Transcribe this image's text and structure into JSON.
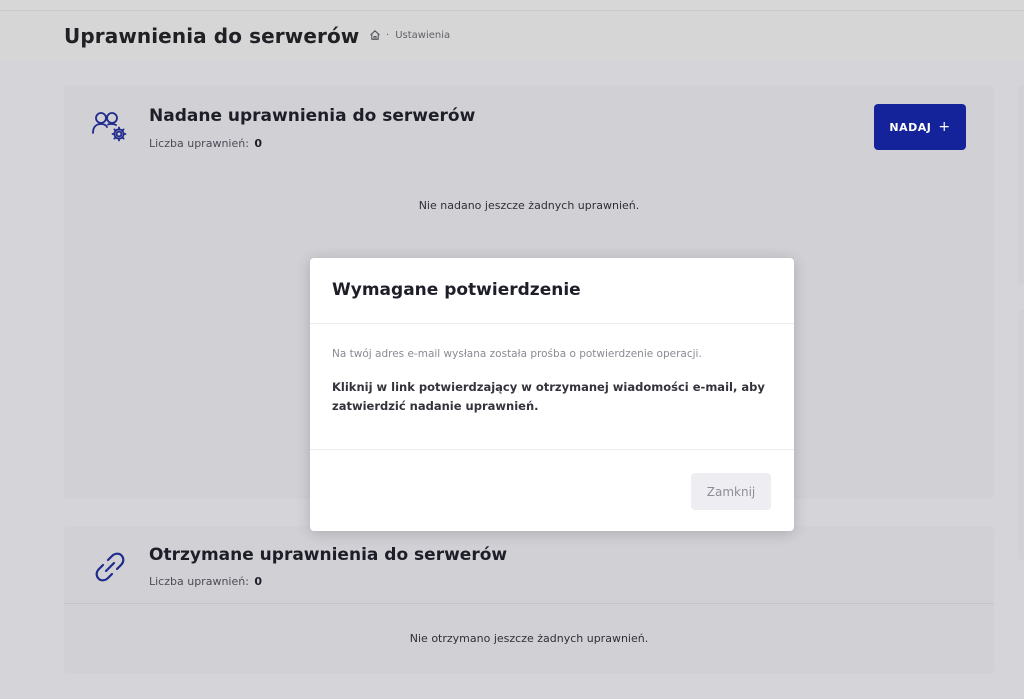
{
  "header": {
    "title": "Uprawnienia do serwerów",
    "breadcrumb": {
      "home_icon": "home-icon",
      "current": "Ustawienia"
    }
  },
  "granted": {
    "icon": "users-gear-icon",
    "title": "Nadane uprawnienia do serwerów",
    "count_label": "Liczba uprawnień:",
    "count_value": "0",
    "empty_message": "Nie nadano jeszcze żadnych uprawnień.",
    "grant_button_label": "NADAJ",
    "grant_button_icon": "plus-icon"
  },
  "received": {
    "icon": "link-icon",
    "title": "Otrzymane uprawnienia do serwerów",
    "count_label": "Liczba uprawnień:",
    "count_value": "0",
    "empty_message": "Nie otrzymano jeszcze żadnych uprawnień."
  },
  "modal": {
    "title": "Wymagane potwierdzenie",
    "info": "Na twój adres e-mail wysłana została prośba o potwierdzenie operacji.",
    "instruction": "Kliknij w link potwierdzający w otrzymanej wiadomości e-mail, aby zatwierdzić nadanie uprawnień.",
    "close_label": "Zamknij"
  },
  "colors": {
    "accent": "#14239a",
    "icon": "#1f2a8c",
    "overlay_background": "#d4d4d9"
  }
}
▬▬▬▬▬▬▬▬▬▬
◆ Task requirements: Look through the records and gather each line with the word "żadnych".

◆ Full answer:
    "empty_message": "Nie nadano jeszcze żadnych uprawnień.",
    "empty_message": "Nie otrzymano jeszcze żadnych uprawnień."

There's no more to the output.